#### [EXCERPT]
[Start]

The drive between Dallas and San Antonio takes about four and a half hours. By the time we exited Six Flags Over Texas, it was already 8:30 P.M., so with a rather lengthy dinner stop at McDonald's it ended up being close to 2 A.M. by the time we pulled into our hotel in San Antonio. Naturally, as soon as we got into the room, it was off to bed for everyone. Our first day had been a blast, but the next would be my most anticipated park of the trip.
The Lone Star Coaster Round-Up
Part 2: Nos Gusta La Fiesta
While a few states contain more than one Six Flags park, Texas is the only one in which both are major parks. Six Flags Fiesta Texas, located on the outskirts of San Antonio, is one of the more unique in the chain. Built on the site of a depleted limestone quarry, Fiesta Texas opened their gates in spring of 1992 after nearly two years of construction. The park opened with four themed areas and a small waterpark, though a fifth themed area was added a few years later. Eventually, the park was acquired by Time Warner, who operated two Six Flags properties in Texas: Over Texas in Arlington, and AstroWorld in Houston. The next season, the park gained the Six Flags name, and it was rapidly expanded to take advantage of the San Antonio market. Today, SFFT is a major theme park and one of the properties Six Flags often uses as a test park, installing attractions here before expanding them to other properties in the chain.
Literally a Texan waffle (photo by Evan)
With our visit to the park falling on a Friday (specifically March 22nd), we figured crowds would be light and there would be no need to worry about arriving before opening. Therefore, we took our time with a breakfast of Texas waffles, then went to a nearby Target to pick up a few supplies before heading to the park. When we got to the park about 15 minutes before opening, we were met with a line at least 30 cars long at the parking booth. Not a great start to the day by any means. However, reasoning that the delay may have been due to only three of the booths being staffed, we parked and headed to the gate. At 10:28, we were walking through the metal detectors.
And just beyond the metal detectors, we were met with this crowd.
We weren't inside the park until 11:03. Strike one for Fiesta Texas.
For reasons unknown, on this particular day Six Flags Fiesta Texas was experiencing a much larger crowd than even the park expected. I overheard a couple employees commenting that spring break was supposed to be over, yet it was clear this was going to be a very busy Friday. Resolving to do the best we could, we immediately took off to our first coaster of the day.
RMCs are a good way to wake up in the morning.
Wonder Woman Golden Lasso Coaster was the first Raptor built by Rocky Mountain Construction. Designed as a small footprint coaster that can be easily mass produced, this ride packs all the thrills and intensity of a full-sized RMC into a super short layout. The inline seating of the trains provides an additional level of thrill as the seating position has riders straddling the single rail track.
Wonder Woman's hundred foot vertical first drop (photo by Scott)
It is an insane ride...almost too insane, if I'm being completely honest. After three rides on this coaster's identical twin at California's Great America last fall, I was left with bruises on my shoulders that took over a week to heal. While this one ran better and is a very good ride, it's still a bit too much for my personal taste, and the only other RMC it outranks is Kentucky Kingdom's Storm Chaser. Capacity on this coaster is also atrocious...even running three trains with no stacking, I'd estimate they were only doing about 400 riders per hour (we had about a 20 minute wait despite none of the switchbacks being used).

[End]

#### [DATASET CONTENT]
[Start]

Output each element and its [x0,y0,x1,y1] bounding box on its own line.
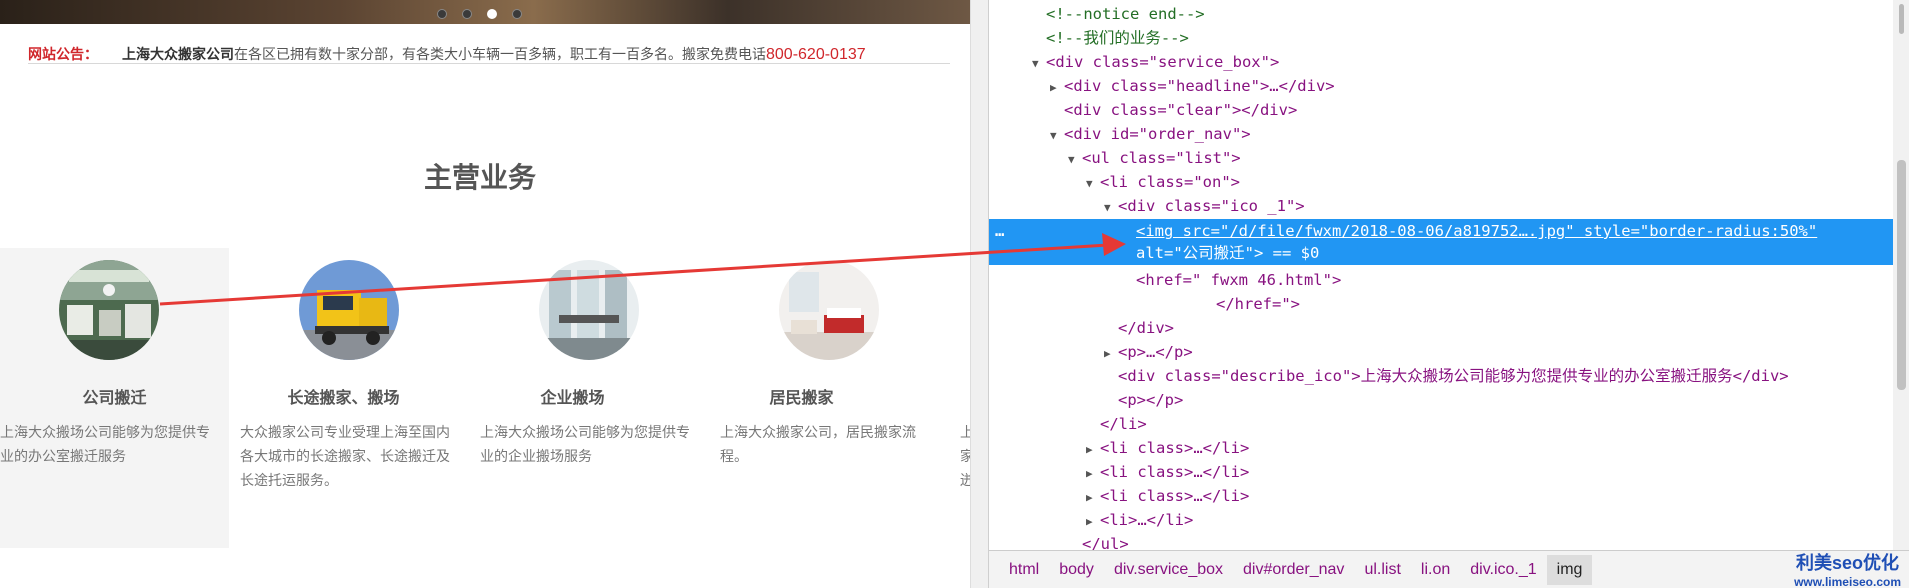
breadcrumb-item[interactable]: html [999,555,1049,585]
dom-node[interactable]: </href="> [989,292,1893,316]
breadcrumb-item-current[interactable]: img [1546,554,1593,585]
dom-node[interactable]: ▶ <li class>…</li> [989,460,1893,484]
expand-triangle-icon[interactable]: ▶ [1104,342,1118,366]
banner-slider [0,0,970,24]
enterprise-photo-icon[interactable] [539,260,639,360]
dom-node[interactable]: ▶ <li class>…</li> [989,484,1893,508]
service-item[interactable]: 长途搬家、搬场 大众搬家公司专业受理上海至国内各大城市的长途搬家、长途搬迁及长途… [229,248,458,548]
dom-node[interactable]: <div class="describe_ico">上海大众搬场公司能够为您提供… [989,364,1893,388]
service-item[interactable]: 公司搬迁 上海大众搬场公司能够为您提供专业的办公室搬迁服务 [0,248,229,548]
notice-phone: 800-620-0137 [766,46,866,63]
dom-node-comment[interactable]: <!--我们的业务--> [989,26,1893,50]
dom-node[interactable]: <div class="clear"></div> [989,98,1893,122]
notice-label: 网站公告： [28,46,98,62]
expand-triangle-icon[interactable]: ▶ [1086,510,1100,534]
elements-scrollbar[interactable] [1893,0,1909,550]
dom-node[interactable]: <href=" fwxm 46.html"> [989,268,1893,292]
breadcrumb-item[interactable]: body [1049,555,1104,585]
dom-node[interactable]: ▼ <div class="service_box"> [989,50,1893,74]
dom-node[interactable]: ▶ <li class>…</li> [989,436,1893,460]
slider-dot-active[interactable] [487,9,497,19]
home-photo-icon[interactable] [779,260,879,360]
service-desc: 上海大众搬场公司能够为您提供专业的企业搬场服务 [480,424,690,464]
service-item[interactable]: 企业搬场 上海大众搬场公司能够为您提供专业的企业搬场服务 [458,248,690,548]
service-item[interactable]: 居民搬家 上海大众搬家公司，居民搬家流程。 [687,248,916,548]
breadcrumb-item[interactable]: div.ico._1 [1460,555,1546,585]
service-name[interactable]: 企业搬场 [458,384,687,408]
website-viewport: 网站公告： 上海大众搬家公司在各区已拥有数十家分部，有各类大小车辆一百多辆，职工有… [0,0,970,588]
service-name[interactable]: 居民搬家 [687,384,916,408]
service-desc: 上海大众搬场公司能够为您提供专业的办公室搬迁服务 [0,424,210,464]
pane-splitter[interactable] [970,0,988,588]
elements-tree: <!--notice end--> <!--我们的业务--> ▼ <div cla… [989,0,1893,550]
service-name[interactable]: 公司搬迁 [0,384,229,408]
notice-text: 在各区已拥有数十家分部，有各类大小车辆一百多辆，职工有一百多名。搬家免费电话 [234,46,766,62]
collapse-triangle-icon[interactable]: ▼ [1086,172,1100,196]
slider-dot[interactable] [462,9,472,19]
scrollbar-thumb[interactable] [1897,160,1906,390]
breadcrumb-item[interactable]: li.on [1411,555,1460,585]
collapse-triangle-icon[interactable]: ▼ [1032,52,1046,76]
service-desc: 上海大众搬家公司，居民搬家流程。 [720,424,916,464]
more-options-icon[interactable]: … [995,220,1004,242]
expand-triangle-icon[interactable]: ▶ [1086,462,1100,486]
dom-node[interactable]: ▼ <div class="ico _1"> [989,194,1893,218]
dom-node[interactable]: </li> [989,412,1893,436]
collapse-triangle-icon[interactable]: ▼ [1068,148,1082,172]
expand-triangle-icon[interactable]: ▶ [1086,438,1100,462]
truck-photo-icon[interactable] [299,260,399,360]
slider-dot[interactable] [437,9,447,19]
notice-company[interactable]: 上海大众搬家公司 [122,46,234,62]
dom-node-selected[interactable]: … <img src="/d/file/fwxm/2018-08-06/a819… [989,219,1893,265]
devtools-panel: <!--notice end--> <!--我们的业务--> ▼ <div cla… [988,0,1909,588]
collapse-triangle-icon[interactable]: ▼ [1050,124,1064,148]
watermark-url: www.limeiseo.com [1794,575,1901,588]
breadcrumb-item[interactable]: ul.list [1354,555,1410,585]
breadcrumb: html body div.service_box div#order_nav … [989,550,1909,588]
expand-triangle-icon[interactable]: ▶ [1050,76,1064,100]
service-item[interactable]: 上 家 迸 [916,248,970,548]
watermark-title: 利美seo优化 [1796,553,1900,573]
dom-node[interactable]: </ul> [989,532,1893,550]
slider-dots [437,9,522,19]
dom-node[interactable]: </div> [989,316,1893,340]
section-title: 主营业务 [423,162,536,193]
expand-triangle-icon[interactable]: ▶ [1086,486,1100,510]
dom-node[interactable]: ▶ <div class="headline">…</div> [989,74,1893,98]
service-desc: 上 家 迸 [960,424,970,488]
dom-node[interactable]: ▼ <li class="on"> [989,170,1893,194]
slider-dot[interactable] [512,9,522,19]
dom-node-comment[interactable]: <!--notice end--> [989,2,1893,26]
service-name[interactable]: 长途搬家、搬场 [229,384,458,408]
watermark-logo: 利美seo优化 www.limeiseo.com [1794,549,1901,588]
dom-node[interactable]: ▼ <ul class="list"> [989,146,1893,170]
dom-node[interactable]: ▶ <p>…</p> [989,340,1893,364]
breadcrumb-item[interactable]: div#order_nav [1233,555,1354,585]
dom-node[interactable]: <p></p> [989,388,1893,412]
notice-bar: 网站公告： 上海大众搬家公司在各区已拥有数十家分部，有各类大小车辆一百多辆，职工有… [28,44,950,64]
dom-node[interactable]: ▶ <li>…</li> [989,508,1893,532]
collapse-triangle-icon[interactable]: ▼ [1104,196,1118,220]
office-photo-icon[interactable] [59,260,159,360]
breadcrumb-item[interactable]: div.service_box [1104,555,1233,585]
dom-node[interactable]: ▼ <div id="order_nav"> [989,122,1893,146]
service-desc: 大众搬家公司专业受理上海至国内各大城市的长途搬家、长途搬迁及长途托运服务。 [240,424,450,488]
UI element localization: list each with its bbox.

[End]

#### [WORK TO COMPLETE]
1) In the entries, turn the lines running from the one with "breadcrumb-item[interactable]: html [999,555,1049,585]" up to and including the one with "breadcrumb-item[interactable]: body [1049,555,1104,585]" into a numbered list, leaving out any blank lines.
2) Go on with the Texas coaster trip report from the point where it stops.
The text and the entries have nothing to do with each other.

#### [RESPONSES TO THE EXERCISE]
1)
1. breadcrumb-item[interactable]: html [999,555,1049,585]
2. dom-node[interactable]: </href="> [989,292,1893,316]
3. breadcrumb-item-current[interactable]: img [1546,554,1593,585]
4. dom-node[interactable]: ▶ <li class>…</li> [989,460,1893,484]
5. expand-triangle-icon[interactable]: ▶ [1104,342,1118,366]
6. banner-slider [0,0,970,24]
7. enterprise-photo-icon[interactable] [539,260,639,360]
8. dom-node[interactable]: ▶ <li class>…</li> [989,484,1893,508]
9. service-item[interactable]: 长途搬家、搬场 大众搬家公司专业受理上海至国内各大城市的长途搬家、长途搬迁及长途… [229,248,458,548]
10. dom-node[interactable]: <div class="describe_ico">上海大众搬场公司能够为您提供… [989,364,1893,388]
11. service-item[interactable]: 公司搬迁 上海大众搬场公司能够为您提供专业的办公室搬迁服务 [0,248,229,548]
12. notice-phone: 800-620-0137 [766,46,866,63]
13. dom-node-comment[interactable]: <!--我们的业务--> [989,26,1893,50]
14. dom-node[interactable]: <div class="clear"></div> [989,98,1893,122]
15. notice-label: 网站公告： [28,46,98,62]
16. expand-triangle-icon[interactable]: ▶ [1086,510,1100,534]
17. elements-scrollbar[interactable] [1893,0,1909,550]
18. dom-node[interactable]: <href=" fwxm 46.html"> [989,268,1893,292]
19. breadcrumb-item[interactable]: body [1049,555,1104,585]

2)
Onward to Rockville's other coasters!
With Wonder Woman out of the way, we headed over to Batman The Ride, only to find it closed. No worries...we'll just check back later. Rockville's other coaster, Poltergeist, was on the list of rides closed for the day, so we decided to head over to Spassburg for Superman Krypton Coaster. Well...it was closed. At this point, I pulled up the Six Flags App and we made a horrifying realization. Excluding the kiddie area, SFFT has 26 rides. At this point, an hour and a half after opening on a day with only seven hours of operation, there were precisely seven operating. Five of the park's ten coasters had yet to open for the day. Most of them never did. And this was not a light day by any means. Strike two for Fiesta Texas.
Most anticipated coaster of the trip right here.
Fortunately, Iron Rattler was among the few rides operating, and this was one we all wanted to ride. Unfortunately, the ride was running one train despite the crowds. As a result, what should have been a 20 minute wait took nearly an hour, and listening to other guests in the line we weren't the only ones frustrated. It seemed clear that the park had expected a crowd 20-30% of the one they got and had staffed appropriately. This, combined with the numerous down rides, caused everyone to queue up for the small fraction of attractions that were actually operating. In time, however, we found ourselves stepping into the snake-themed trains for a race around the track.
This ride is BIG...hard to imagine it was once a regular wood coaster.
Like New Texas Giant, Iron Rattler is a RMC IBox hybrid, and was their second conversion to open. However, the similarities end there. Taking advantage of the terrain, Iron Rattler is much taller and has a much better first drop, as well as several interactions with the quarry wall and a tunnel through it. The ride also features a zero-g roll inversion halfway through, which is perfectly positioned and perfectly executed to give a nice floating sensation. It isn't as long as New Texas Giant, but it isn't a short ride by any means, and despite 3/4 of the ride duration Iron Rattler packs in just as much airtime. I have been on a total of seven IBox conversions, and while Iron Rattler is not the best (that title remains with Steel Vengeance), it is in the top three and is the best conversion at a Six Flags park. This ride was unanimously voted by our group as the best coaster in Texas, and is sufficient reason that all coaster enthusiasts should seek out a visit to this park.
As can be seen here, walkways weren't too packed...it was mainly the ride lines.
With so many coasters closed and such long lines for those that were not, we devised a new strategy for the remainder of the day...ride all the open coasters, then bounce and return on a different day. Thanks to the Six Flags pass, it would cost us nothing to return. Unfortunately, this would mean cutting out Schlitterbahn, a park often voted as the best waterpark in the country. Eh...I love waterparks, but I'd rather get as many credits as possible here than spend money to visit a waterpark that was only partially open anyway.
Much better than the identically named junior coaster at SFMM.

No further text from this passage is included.